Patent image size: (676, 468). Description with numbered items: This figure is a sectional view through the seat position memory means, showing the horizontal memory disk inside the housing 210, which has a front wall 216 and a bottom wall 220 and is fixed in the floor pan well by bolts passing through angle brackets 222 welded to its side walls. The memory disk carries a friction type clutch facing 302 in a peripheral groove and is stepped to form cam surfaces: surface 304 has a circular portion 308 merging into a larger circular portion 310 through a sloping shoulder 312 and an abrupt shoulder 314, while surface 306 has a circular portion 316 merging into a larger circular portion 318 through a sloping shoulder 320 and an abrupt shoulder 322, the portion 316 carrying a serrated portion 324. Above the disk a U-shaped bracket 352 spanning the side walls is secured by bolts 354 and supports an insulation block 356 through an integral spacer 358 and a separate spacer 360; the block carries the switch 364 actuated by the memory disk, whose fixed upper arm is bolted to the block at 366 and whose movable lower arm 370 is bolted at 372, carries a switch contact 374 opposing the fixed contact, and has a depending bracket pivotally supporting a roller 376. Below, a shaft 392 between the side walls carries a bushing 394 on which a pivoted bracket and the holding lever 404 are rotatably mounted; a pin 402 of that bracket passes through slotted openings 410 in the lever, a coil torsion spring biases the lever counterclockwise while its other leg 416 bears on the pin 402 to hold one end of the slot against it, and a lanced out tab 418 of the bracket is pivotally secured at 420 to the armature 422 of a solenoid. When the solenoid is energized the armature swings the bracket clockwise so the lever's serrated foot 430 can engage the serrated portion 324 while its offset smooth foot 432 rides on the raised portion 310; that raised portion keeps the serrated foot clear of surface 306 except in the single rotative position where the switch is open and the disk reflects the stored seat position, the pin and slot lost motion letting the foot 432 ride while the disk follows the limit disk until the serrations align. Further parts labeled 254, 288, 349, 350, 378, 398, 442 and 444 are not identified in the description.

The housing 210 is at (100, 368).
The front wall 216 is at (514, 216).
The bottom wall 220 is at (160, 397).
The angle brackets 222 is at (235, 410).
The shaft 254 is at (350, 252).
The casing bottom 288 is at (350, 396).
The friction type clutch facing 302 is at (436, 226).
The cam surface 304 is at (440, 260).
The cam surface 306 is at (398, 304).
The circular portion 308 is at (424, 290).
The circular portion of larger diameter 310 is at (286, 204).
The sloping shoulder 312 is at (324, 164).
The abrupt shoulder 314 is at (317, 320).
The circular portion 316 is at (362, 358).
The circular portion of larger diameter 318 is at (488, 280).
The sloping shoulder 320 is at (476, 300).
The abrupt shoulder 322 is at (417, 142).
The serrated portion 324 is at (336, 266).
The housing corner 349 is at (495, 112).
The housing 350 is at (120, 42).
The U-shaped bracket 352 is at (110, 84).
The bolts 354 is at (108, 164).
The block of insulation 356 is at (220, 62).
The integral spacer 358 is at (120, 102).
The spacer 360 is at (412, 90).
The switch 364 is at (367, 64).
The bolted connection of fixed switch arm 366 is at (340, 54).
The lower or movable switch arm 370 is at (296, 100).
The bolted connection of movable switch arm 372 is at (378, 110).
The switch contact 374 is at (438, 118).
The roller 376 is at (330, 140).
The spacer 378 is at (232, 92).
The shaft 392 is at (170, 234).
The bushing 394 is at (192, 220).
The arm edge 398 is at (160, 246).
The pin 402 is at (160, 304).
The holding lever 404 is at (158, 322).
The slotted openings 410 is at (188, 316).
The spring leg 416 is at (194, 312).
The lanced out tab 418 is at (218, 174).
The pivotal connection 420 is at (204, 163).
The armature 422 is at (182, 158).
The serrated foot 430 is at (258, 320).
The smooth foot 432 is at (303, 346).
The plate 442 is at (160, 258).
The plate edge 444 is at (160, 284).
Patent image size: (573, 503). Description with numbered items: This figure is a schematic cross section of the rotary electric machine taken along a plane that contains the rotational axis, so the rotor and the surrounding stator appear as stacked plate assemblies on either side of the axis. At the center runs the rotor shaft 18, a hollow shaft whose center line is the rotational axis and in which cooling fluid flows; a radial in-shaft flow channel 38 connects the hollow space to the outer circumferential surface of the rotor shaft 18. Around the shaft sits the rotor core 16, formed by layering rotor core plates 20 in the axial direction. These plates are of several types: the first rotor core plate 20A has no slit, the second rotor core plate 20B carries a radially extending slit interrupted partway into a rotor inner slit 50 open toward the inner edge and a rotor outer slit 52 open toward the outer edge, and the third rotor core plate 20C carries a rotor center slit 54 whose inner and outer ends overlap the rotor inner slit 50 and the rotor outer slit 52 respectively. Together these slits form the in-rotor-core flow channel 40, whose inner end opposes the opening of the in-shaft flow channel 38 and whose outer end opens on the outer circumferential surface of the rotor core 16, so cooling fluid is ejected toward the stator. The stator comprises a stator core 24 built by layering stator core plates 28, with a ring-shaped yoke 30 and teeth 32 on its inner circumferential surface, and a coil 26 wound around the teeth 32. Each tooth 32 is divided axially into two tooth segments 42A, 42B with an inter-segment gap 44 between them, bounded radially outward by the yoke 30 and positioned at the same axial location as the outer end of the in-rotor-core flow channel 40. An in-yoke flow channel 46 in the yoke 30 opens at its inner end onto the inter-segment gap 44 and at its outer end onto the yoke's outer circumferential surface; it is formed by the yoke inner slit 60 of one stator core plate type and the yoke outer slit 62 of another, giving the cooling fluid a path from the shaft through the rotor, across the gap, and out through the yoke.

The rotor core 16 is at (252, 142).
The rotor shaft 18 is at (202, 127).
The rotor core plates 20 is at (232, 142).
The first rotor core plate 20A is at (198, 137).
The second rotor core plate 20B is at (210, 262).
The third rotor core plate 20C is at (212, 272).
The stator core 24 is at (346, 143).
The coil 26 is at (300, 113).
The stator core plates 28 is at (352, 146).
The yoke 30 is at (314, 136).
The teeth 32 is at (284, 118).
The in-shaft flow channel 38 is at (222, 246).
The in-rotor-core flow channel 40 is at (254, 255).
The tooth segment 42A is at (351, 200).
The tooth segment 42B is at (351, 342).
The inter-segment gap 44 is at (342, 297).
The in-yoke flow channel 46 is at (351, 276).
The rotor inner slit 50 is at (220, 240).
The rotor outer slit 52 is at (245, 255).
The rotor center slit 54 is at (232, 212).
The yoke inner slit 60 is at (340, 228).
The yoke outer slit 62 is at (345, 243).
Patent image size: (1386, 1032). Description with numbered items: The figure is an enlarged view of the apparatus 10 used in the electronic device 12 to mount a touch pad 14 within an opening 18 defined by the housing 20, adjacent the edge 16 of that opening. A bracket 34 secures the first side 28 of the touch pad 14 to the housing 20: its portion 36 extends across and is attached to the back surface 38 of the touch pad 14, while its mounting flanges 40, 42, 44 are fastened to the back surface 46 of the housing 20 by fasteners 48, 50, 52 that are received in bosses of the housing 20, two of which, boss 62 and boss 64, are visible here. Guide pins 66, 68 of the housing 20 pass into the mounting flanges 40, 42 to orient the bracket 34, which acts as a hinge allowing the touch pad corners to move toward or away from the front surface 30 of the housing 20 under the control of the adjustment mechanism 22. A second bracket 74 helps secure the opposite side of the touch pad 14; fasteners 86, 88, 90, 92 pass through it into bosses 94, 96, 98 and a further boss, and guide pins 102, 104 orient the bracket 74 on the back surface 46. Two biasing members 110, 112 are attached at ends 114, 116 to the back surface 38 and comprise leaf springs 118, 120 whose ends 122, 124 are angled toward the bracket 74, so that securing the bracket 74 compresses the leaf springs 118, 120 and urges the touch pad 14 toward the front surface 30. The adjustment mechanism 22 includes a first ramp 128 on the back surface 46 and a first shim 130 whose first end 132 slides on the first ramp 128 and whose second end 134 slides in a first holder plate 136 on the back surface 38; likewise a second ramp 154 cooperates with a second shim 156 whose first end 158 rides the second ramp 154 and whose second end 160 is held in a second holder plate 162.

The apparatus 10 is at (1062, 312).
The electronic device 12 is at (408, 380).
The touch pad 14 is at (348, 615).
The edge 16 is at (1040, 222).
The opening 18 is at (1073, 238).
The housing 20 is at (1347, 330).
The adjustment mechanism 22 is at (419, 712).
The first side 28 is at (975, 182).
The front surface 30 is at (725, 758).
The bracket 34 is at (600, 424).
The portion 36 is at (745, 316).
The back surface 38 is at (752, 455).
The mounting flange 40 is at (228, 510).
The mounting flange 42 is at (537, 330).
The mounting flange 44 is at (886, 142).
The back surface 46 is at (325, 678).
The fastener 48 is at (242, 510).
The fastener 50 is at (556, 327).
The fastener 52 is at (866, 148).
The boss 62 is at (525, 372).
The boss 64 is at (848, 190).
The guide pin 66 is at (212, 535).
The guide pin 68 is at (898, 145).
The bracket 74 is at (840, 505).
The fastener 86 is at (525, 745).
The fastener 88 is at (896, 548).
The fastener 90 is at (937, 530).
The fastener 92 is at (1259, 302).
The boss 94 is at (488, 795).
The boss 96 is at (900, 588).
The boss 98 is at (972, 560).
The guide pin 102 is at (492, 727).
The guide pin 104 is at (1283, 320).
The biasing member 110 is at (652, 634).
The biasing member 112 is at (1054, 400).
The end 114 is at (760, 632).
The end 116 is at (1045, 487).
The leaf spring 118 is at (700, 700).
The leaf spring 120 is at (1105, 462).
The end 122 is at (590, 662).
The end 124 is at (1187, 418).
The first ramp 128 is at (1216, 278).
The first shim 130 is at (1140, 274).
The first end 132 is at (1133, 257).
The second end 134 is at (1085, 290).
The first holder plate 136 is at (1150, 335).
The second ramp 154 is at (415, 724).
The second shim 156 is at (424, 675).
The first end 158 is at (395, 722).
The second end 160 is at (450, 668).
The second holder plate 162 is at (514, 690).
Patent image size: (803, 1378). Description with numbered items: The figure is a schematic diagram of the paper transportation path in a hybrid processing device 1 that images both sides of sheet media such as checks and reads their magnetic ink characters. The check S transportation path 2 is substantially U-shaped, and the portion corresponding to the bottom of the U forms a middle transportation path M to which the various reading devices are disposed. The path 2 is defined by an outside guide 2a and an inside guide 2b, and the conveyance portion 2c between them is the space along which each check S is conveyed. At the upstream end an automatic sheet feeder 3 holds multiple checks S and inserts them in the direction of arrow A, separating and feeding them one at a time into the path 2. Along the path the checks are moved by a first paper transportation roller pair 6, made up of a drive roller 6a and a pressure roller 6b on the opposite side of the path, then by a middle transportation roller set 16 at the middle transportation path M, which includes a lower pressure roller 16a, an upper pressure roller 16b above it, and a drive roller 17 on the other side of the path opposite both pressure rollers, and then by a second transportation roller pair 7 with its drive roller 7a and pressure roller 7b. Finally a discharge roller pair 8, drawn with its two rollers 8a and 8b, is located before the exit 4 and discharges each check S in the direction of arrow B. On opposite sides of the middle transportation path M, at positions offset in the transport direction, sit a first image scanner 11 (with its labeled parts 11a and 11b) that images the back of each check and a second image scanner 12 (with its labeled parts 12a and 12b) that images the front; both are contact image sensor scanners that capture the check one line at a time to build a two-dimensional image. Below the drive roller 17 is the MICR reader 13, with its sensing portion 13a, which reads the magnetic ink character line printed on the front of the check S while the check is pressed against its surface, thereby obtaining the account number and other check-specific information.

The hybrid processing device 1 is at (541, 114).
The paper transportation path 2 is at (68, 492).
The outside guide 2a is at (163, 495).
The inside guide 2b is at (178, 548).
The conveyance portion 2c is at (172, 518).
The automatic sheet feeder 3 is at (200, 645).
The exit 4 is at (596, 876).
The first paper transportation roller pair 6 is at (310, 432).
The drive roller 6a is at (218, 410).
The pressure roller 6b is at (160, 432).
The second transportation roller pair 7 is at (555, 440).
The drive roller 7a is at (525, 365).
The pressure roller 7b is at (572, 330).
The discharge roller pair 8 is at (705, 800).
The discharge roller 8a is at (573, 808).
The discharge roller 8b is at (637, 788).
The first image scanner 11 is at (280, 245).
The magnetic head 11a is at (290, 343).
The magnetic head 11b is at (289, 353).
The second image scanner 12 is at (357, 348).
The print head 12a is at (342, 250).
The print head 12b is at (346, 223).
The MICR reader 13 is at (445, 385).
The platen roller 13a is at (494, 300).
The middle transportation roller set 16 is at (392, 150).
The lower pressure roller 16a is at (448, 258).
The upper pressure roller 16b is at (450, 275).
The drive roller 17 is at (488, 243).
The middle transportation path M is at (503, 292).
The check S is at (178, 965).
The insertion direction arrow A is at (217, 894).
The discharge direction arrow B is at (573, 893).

•••

● Task directions: Reproduce word for word the entries from the line containing "Patent image size: (1386, 1032)." up to and including the line containing "The touch pad 14 is at (348, 615).".

● Problem solution:
Patent image size: (1386, 1032). Description with numbered items: The figure is an enlarged view of the apparatus 10 used in the electronic device 12 to mount a touch pad 14 within an opening 18 defined by the housing 20, adjacent the edge 16 of that opening. A bracket 34 secures the first side 28 of the touch pad 14 to the housing 20: its portion 36 extends across and is attached to the back surface 38 of the touch pad 14, while its mounting flanges 40, 42, 44 are fastened to the back surface 46 of the housing 20 by fasteners 48, 50, 52 that are received in bosses of the housing 20, two of which, boss 62 and boss 64, are visible here. Guide pins 66, 68 of the housing 20 pass into the mounting flanges 40, 42 to orient the bracket 34, which acts as a hinge allowing the touch pad corners to move toward or away from the front surface 30 of the housing 20 under the control of the adjustment mechanism 22. A second bracket 74 helps secure the opposite side of the touch pad 14; fasteners 86, 88, 90, 92 pass through it into bosses 94, 96, 98 and a further boss, and guide pins 102, 104 orient the bracket 74 on the back surface 46. Two biasing members 110, 112 are attached at ends 114, 116 to the back surface 38 and comprise leaf springs 118, 120 whose ends 122, 124 are angled toward the bracket 74, so that securing the bracket 74 compresses the leaf springs 118, 120 and urges the touch pad 14 toward the front surface 30. The adjustment mechanism 22 includes a first ramp 128 on the back surface 46 and a first shim 130 whose first end 132 slides on the first ramp 128 and whose second end 134 slides in a first holder plate 136 on the back surface 38; likewise a second ramp 154 cooperates with a second shim 156 whose first end 158 rides the second ramp 154 and whose second end 160 is held in a second holder plate 162.

The apparatus 10 is at (1062, 312).
The electronic device 12 is at (408, 380).
The touch pad 14 is at (348, 615).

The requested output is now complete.